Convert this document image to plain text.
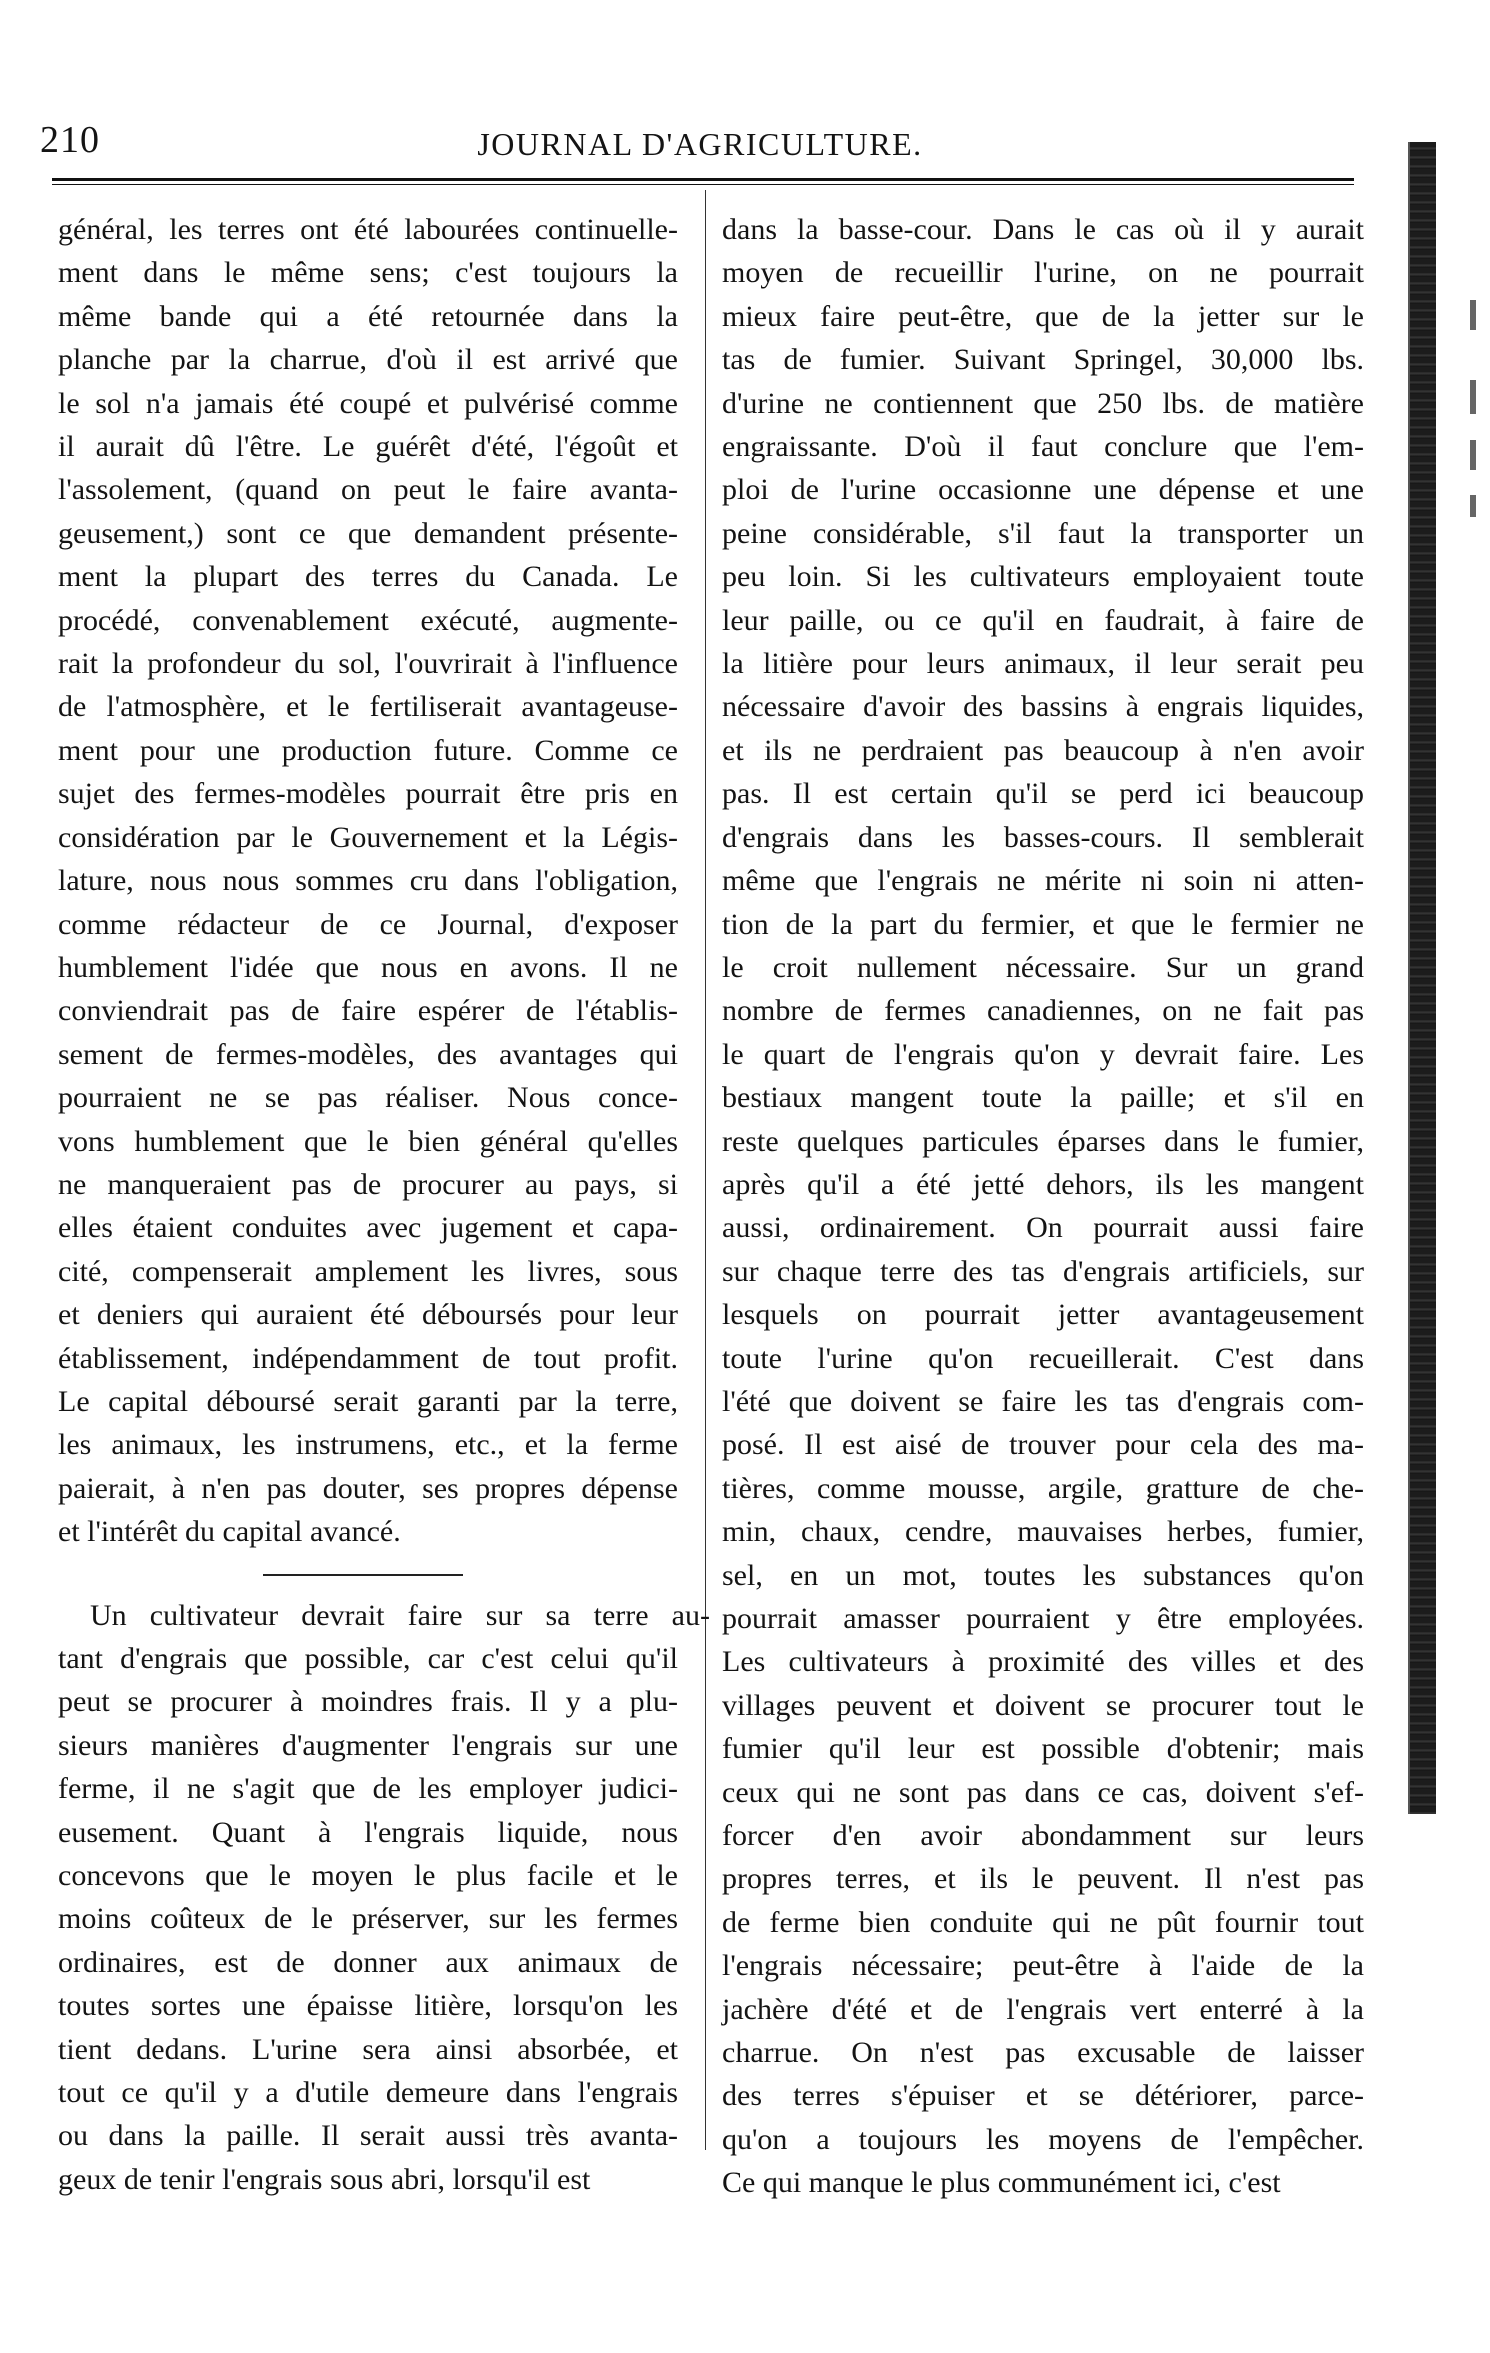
210	JOURNAL D'AGRICULTURE.
général, les terres ont été labourées continuelle-
ment dans le même sens; c'est toujours la
même bande qui a été retournée dans la
planche par la charrue, d'où il est arrivé que
le sol n'a jamais été coupé et pulvérisé comme
il aurait dû l'être. Le guérêt d'été, l'égoût et
l'assolement, (quand on peut le faire avanta-
geusement,) sont ce que demandent présente-
ment la plupart des terres du Canada. Le
procédé, convenablement exécuté, augmente-
rait la profondeur du sol, l'ouvrirait à l'influence
de l'atmosphère, et le fertiliserait avantageuse-
ment pour une production future. Comme ce
sujet des fermes-modèles pourrait être pris en
considération par le Gouvernement et la Légis-
lature, nous nous sommes cru dans l'obligation,
comme rédacteur de ce Journal, d'exposer
humblement l'idée que nous en avons. Il ne
conviendrait pas de faire espérer de l'établis-
sement de fermes-modèles, des avantages qui
pourraient ne se pas réaliser. Nous conce-
vons humblement que le bien général qu'elles
ne manqueraient pas de procurer au pays, si
elles étaient conduites avec jugement et capa-
cité, compenserait amplement les livres, sous
et deniers qui auraient été déboursés pour leur
établissement, indépendamment de tout profit.
Le capital déboursé serait garanti par la terre,
les animaux, les instrumens, etc., et la ferme
paierait, à n'en pas douter, ses propres dépense
et l'intérêt du capital avancé.
Un cultivateur devrait faire sur sa terre au-
tant d'engrais que possible, car c'est celui qu'il
peut se procurer à moindres frais. Il y a plu-
sieurs manières d'augmenter l'engrais sur une
ferme, il ne s'agit que de les employer judici-
eusement. Quant à l'engrais liquide, nous
concevons que le moyen le plus facile et le
moins coûteux de le préserver, sur les fermes
ordinaires, est de donner aux animaux de
toutes sortes une épaisse litière, lorsqu'on les
tient dedans. L'urine sera ainsi absorbée, et
tout ce qu'il y a d'utile demeure dans l'engrais
ou dans la paille. Il serait aussi très avanta-
geux de tenir l'engrais sous abri, lorsqu'il est
dans la basse-cour. Dans le cas où il y aurait
moyen de recueillir l'urine, on ne pourrait
mieux faire peut-être, que de la jetter sur le
tas de fumier. Suivant Springel, 30,000 lbs.
d'urine ne contiennent que 250 lbs. de matière
engraissante. D'où il faut conclure que l'em-
ploi de l'urine occasionne une dépense et une
peine considérable, s'il faut la transporter un
peu loin. Si les cultivateurs employaient toute
leur paille, ou ce qu'il en faudrait, à faire de
la litière pour leurs animaux, il leur serait peu
nécessaire d'avoir des bassins à engrais liquides,
et ils ne perdraient pas beaucoup à n'en avoir
pas. Il est certain qu'il se perd ici beaucoup
d'engrais dans les basses-cours. Il semblerait
même que l'engrais ne mérite ni soin ni atten-
tion de la part du fermier, et que le fermier ne
le croit nullement nécessaire. Sur un grand
nombre de fermes canadiennes, on ne fait pas
le quart de l'engrais qu'on y devrait faire. Les
bestiaux mangent toute la paille; et s'il en
reste quelques particules éparses dans le fumier,
après qu'il a été jetté dehors, ils les mangent
aussi, ordinairement. On pourrait aussi faire
sur chaque terre des tas d'engrais artificiels, sur
lesquels on pourrait jetter avantageusement
toute l'urine qu'on recueillerait. C'est dans
l'été que doivent se faire les tas d'engrais com-
posé. Il est aisé de trouver pour cela des ma-
tières, comme mousse, argile, gratture de che-
min, chaux, cendre, mauvaises herbes, fumier,
sel, en un mot, toutes les substances qu'on
pourrait amasser pourraient y être employées.
Les cultivateurs à proximité des villes et des
villages peuvent et doivent se procurer tout le
fumier qu'il leur est possible d'obtenir; mais
ceux qui ne sont pas dans ce cas, doivent s'ef-
forcer d'en avoir abondamment sur leurs
propres terres, et ils le peuvent. Il n'est pas
de ferme bien conduite qui ne pût fournir tout
l'engrais nécessaire; peut-être à l'aide de la
jachère d'été et de l'engrais vert enterré à la
charrue. On n'est pas excusable de laisser
des terres s'épuiser et se détériorer, parce-
qu'on a toujours les moyens de l'empêcher.
Ce qui manque le plus communément ici, c'est
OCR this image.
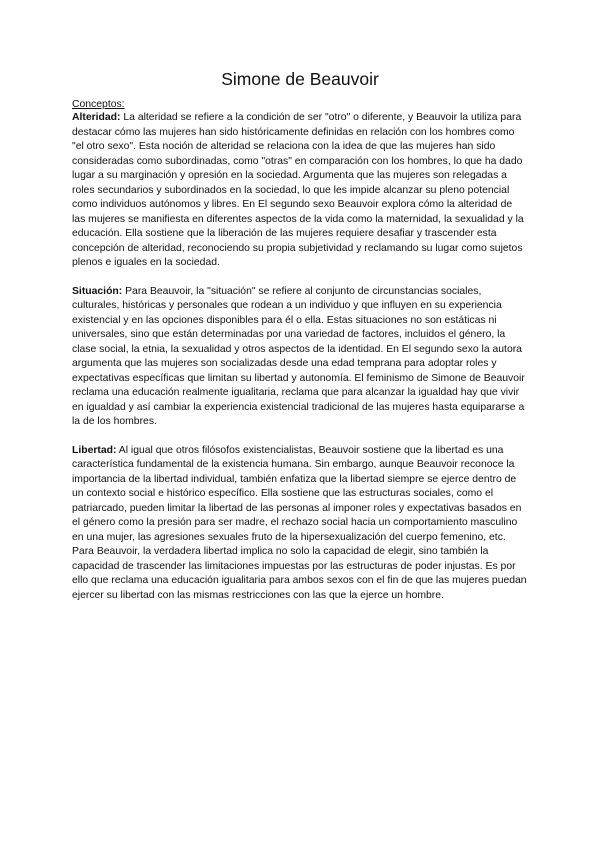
Simone de Beauvoir

Conceptos:

Alteridad: La alteridad se refiere a la condición de ser "otro" o diferente, y Beauvoir la utiliza para destacar cómo las mujeres han sido históricamente definidas en relación con los hombres como "el otro sexo". Esta noción de alteridad se relaciona con la idea de que las mujeres han sido consideradas como subordinadas, como "otras" en comparación con los hombres, lo que ha dado lugar a su marginación y opresión en la sociedad. Argumenta que las mujeres son relegadas a roles secundarios y subordinados en la sociedad, lo que les impide alcanzar su pleno potencial como individuos autónomos y libres. En El segundo sexo Beauvoir explora cómo la alteridad de las mujeres se manifiesta en diferentes aspectos de la vida como la maternidad, la sexualidad y la educación. Ella sostiene que la liberación de las mujeres requiere desafiar y trascender esta concepción de alteridad, reconociendo su propia subjetividad y reclamando su lugar como sujetos plenos e iguales en la sociedad.

Situación: Para Beauvoir, la "situación" se refiere al conjunto de circunstancias sociales, culturales, históricas y personales que rodean a un individuo y que influyen en su experiencia existencial y en las opciones disponibles para él o ella. Estas situaciones no son estáticas ni universales, sino que están determinadas por una variedad de factores, incluidos el género, la clase social, la etnia, la sexualidad y otros aspectos de la identidad. En El segundo sexo la autora argumenta que las mujeres son socializadas desde una edad temprana para adoptar roles y expectativas específicas que limitan su libertad y autonomía. El feminismo de Simone de Beauvoir reclama una educación realmente igualitaria, reclama que para alcanzar la igualdad hay que vivir en igualdad y así cambiar la experiencia existencial tradicional de las mujeres hasta equipararse a la de los hombres.

Libertad: Al igual que otros filósofos existencialistas, Beauvoir sostiene que la libertad es una característica fundamental de la existencia humana. Sin embargo, aunque Beauvoir reconoce la importancia de la libertad individual, también enfatiza que la libertad siempre se ejerce dentro de un contexto social e histórico específico. Ella sostiene que las estructuras sociales, como el patriarcado, pueden limitar la libertad de las personas al imponer roles y expectativas basados en el género como la presión para ser madre, el rechazo social hacia un comportamiento masculino en una mujer, las agresiones sexuales fruto de la hipersexualización del cuerpo femenino, etc. Para Beauvoir, la verdadera libertad implica no solo la capacidad de elegir, sino también la capacidad de trascender las limitaciones impuestas por las estructuras de poder injustas. Es por ello que reclama una educación igualitaria para ambos sexos con el fin de que las mujeres puedan ejercer su libertad con las mismas restricciones con las que la ejerce un hombre.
▬▬▬▬▬▬
What the exercise asks: Write out all the records again, exactly, minus any pictures.

The output:
Convert this document image to plain text.
210	JOURNAL D'AGRICULTURE.
général, les terres ont été labourées continuelle-
ment dans le même sens; c'est toujours la
même bande qui a été retournée dans la
planche par la charrue, d'où il est arrivé que
le sol n'a jamais été coupé et pulvérisé comme
il aurait dû l'être. Le guérêt d'été, l'égoût et
l'assolement, (quand on peut le faire avanta-
geusement,) sont ce que demandent présente-
ment la plupart des terres du Canada. Le
procédé, convenablement exécuté, augmente-
rait la profondeur du sol, l'ouvrirait à l'influence
de l'atmosphère, et le fertiliserait avantageuse-
ment pour une production future. Comme ce
sujet des fermes-modèles pourrait être pris en
considération par le Gouvernement et la Légis-
lature, nous nous sommes cru dans l'obligation,
comme rédacteur de ce Journal, d'exposer
humblement l'idée que nous en avons. Il ne
conviendrait pas de faire espérer de l'établis-
sement de fermes-modèles, des avantages qui
pourraient ne se pas réaliser. Nous conce-
vons humblement que le bien général qu'elles
ne manqueraient pas de procurer au pays, si
elles étaient conduites avec jugement et capa-
cité, compenserait amplement les livres, sous
et deniers qui auraient été déboursés pour leur
établissement, indépendamment de tout profit.
Le capital déboursé serait garanti par la terre,
les animaux, les instrumens, etc., et la ferme
paierait, à n'en pas douter, ses propres dépense
et l'intérêt du capital avancé.
Un cultivateur devrait faire sur sa terre au-
tant d'engrais que possible, car c'est celui qu'il
peut se procurer à moindres frais. Il y a plu-
sieurs manières d'augmenter l'engrais sur une
ferme, il ne s'agit que de les employer judici-
eusement. Quant à l'engrais liquide, nous
concevons que le moyen le plus facile et le
moins coûteux de le préserver, sur les fermes
ordinaires, est de donner aux animaux de
toutes sortes une épaisse litière, lorsqu'on les
tient dedans. L'urine sera ainsi absorbée, et
tout ce qu'il y a d'utile demeure dans l'engrais
ou dans la paille. Il serait aussi très avanta-
geux de tenir l'engrais sous abri, lorsqu'il est
dans la basse-cour. Dans le cas où il y aurait
moyen de recueillir l'urine, on ne pourrait
mieux faire peut-être, que de la jetter sur le
tas de fumier. Suivant Springel, 30,000 lbs.
d'urine ne contiennent que 250 lbs. de matière
engraissante. D'où il faut conclure que l'em-
ploi de l'urine occasionne une dépense et une
peine considérable, s'il faut la transporter un
peu loin. Si les cultivateurs employaient toute
leur paille, ou ce qu'il en faudrait, à faire de
la litière pour leurs animaux, il leur serait peu
nécessaire d'avoir des bassins à engrais liquides,
et ils ne perdraient pas beaucoup à n'en avoir
pas. Il est certain qu'il se perd ici beaucoup
d'engrais dans les basses-cours. Il semblerait
même que l'engrais ne mérite ni soin ni atten-
tion de la part du fermier, et que le fermier ne
le croit nullement nécessaire. Sur un grand
nombre de fermes canadiennes, on ne fait pas
le quart de l'engrais qu'on y devrait faire. Les
bestiaux mangent toute la paille; et s'il en
reste quelques particules éparses dans le fumier,
après qu'il a été jetté dehors, ils les mangent
aussi, ordinairement. On pourrait aussi faire
sur chaque terre des tas d'engrais artificiels, sur
lesquels on pourrait jetter avantageusement
toute l'urine qu'on recueillerait. C'est dans
l'été que doivent se faire les tas d'engrais com-
posé. Il est aisé de trouver pour cela des ma-
tières, comme mousse, argile, gratture de che-
min, chaux, cendre, mauvaises herbes, fumier,
sel, en un mot, toutes les substances qu'on
pourrait amasser pourraient y être employées.
Les cultivateurs à proximité des villes et des
villages peuvent et doivent se procurer tout le
fumier qu'il leur est possible d'obtenir; mais
ceux qui ne sont pas dans ce cas, doivent s'ef-
forcer d'en avoir abondamment sur leurs
propres terres, et ils le peuvent. Il n'est pas
de ferme bien conduite qui ne pût fournir tout
l'engrais nécessaire; peut-être à l'aide de la
jachère d'été et de l'engrais vert enterré à la
charrue. On n'est pas excusable de laisser
des terres s'épuiser et se détériorer, parce-
qu'on a toujours les moyens de l'empêcher.
Ce qui manque le plus communément ici, c'est
OCR this image.
Simone de Beauvoir

Conceptos:

Alteridad: La alteridad se refiere a la condición de ser "otro" o diferente, y Beauvoir la utiliza para destacar cómo las mujeres han sido históricamente definidas en relación con los hombres como "el otro sexo". Esta noción de alteridad se relaciona con la idea de que las mujeres han sido consideradas como subordinadas, como "otras" en comparación con los hombres, lo que ha dado lugar a su marginación y opresión en la sociedad. Argumenta que las mujeres son relegadas a roles secundarios y subordinados en la sociedad, lo que les impide alcanzar su pleno potencial como individuos autónomos y libres. En El segundo sexo Beauvoir explora cómo la alteridad de las mujeres se manifiesta en diferentes aspectos de la vida como la maternidad, la sexualidad y la educación. Ella sostiene que la liberación de las mujeres requiere desafiar y trascender esta concepción de alteridad, reconociendo su propia subjetividad y reclamando su lugar como sujetos plenos e iguales en la sociedad.

Situación: Para Beauvoir, la "situación" se refiere al conjunto de circunstancias sociales, culturales, históricas y personales que rodean a un individuo y que influyen en su experiencia existencial y en las opciones disponibles para él o ella. Estas situaciones no son estáticas ni universales, sino que están determinadas por una variedad de factores, incluidos el género, la clase social, la etnia, la sexualidad y otros aspectos de la identidad. En El segundo sexo la autora argumenta que las mujeres son socializadas desde una edad temprana para adoptar roles y expectativas específicas que limitan su libertad y autonomía. El feminismo de Simone de Beauvoir reclama una educación realmente igualitaria, reclama que para alcanzar la igualdad hay que vivir en igualdad y así cambiar la experiencia existencial tradicional de las mujeres hasta equipararse a la de los hombres.

Libertad: Al igual que otros filósofos existencialistas, Beauvoir sostiene que la libertad es una característica fundamental de la existencia humana. Sin embargo, aunque Beauvoir reconoce la importancia de la libertad individual, también enfatiza que la libertad siempre se ejerce dentro de un contexto social e histórico específico. Ella sostiene que las estructuras sociales, como el patriarcado, pueden limitar la libertad de las personas al imponer roles y expectativas basados en el género como la presión para ser madre, el rechazo social hacia un comportamiento masculino en una mujer, las agresiones sexuales fruto de la hipersexualización del cuerpo femenino, etc. Para Beauvoir, la verdadera libertad implica no solo la capacidad de elegir, sino también la capacidad de trascender las limitaciones impuestas por las estructuras de poder injustas. Es por ello que reclama una educación igualitaria para ambos sexos con el fin de que las mujeres puedan ejercer su libertad con las mismas restricciones con las que la ejerce un hombre.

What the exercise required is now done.